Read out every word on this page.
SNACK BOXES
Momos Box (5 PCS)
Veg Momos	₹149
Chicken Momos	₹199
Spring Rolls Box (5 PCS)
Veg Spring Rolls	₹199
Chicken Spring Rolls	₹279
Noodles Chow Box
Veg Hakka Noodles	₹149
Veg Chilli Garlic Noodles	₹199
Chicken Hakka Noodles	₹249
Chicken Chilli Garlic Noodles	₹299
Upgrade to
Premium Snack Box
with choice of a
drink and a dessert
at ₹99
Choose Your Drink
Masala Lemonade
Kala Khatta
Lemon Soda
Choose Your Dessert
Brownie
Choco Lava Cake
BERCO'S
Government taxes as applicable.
============
JOB: Repeat the data above exactly.

THE RESPONSE:
Read out every word on this page.
SNACK BOXES
Momos Box (5 PCS)
Veg Momos	₹149
Chicken Momos	₹199
Spring Rolls Box (5 PCS)
Veg Spring Rolls	₹199
Chicken Spring Rolls	₹279
Noodles Chow Box
Veg Hakka Noodles	₹149
Veg Chilli Garlic Noodles	₹199
Chicken Hakka Noodles	₹249
Chicken Chilli Garlic Noodles	₹299
Upgrade to
Premium Snack Box
with choice of a
drink and a dessert
at ₹99
Choose Your Drink
Masala Lemonade
Kala Khatta
Lemon Soda
Choose Your Dessert
Brownie
Choco Lava Cake
BERCO'S
Government taxes as applicable.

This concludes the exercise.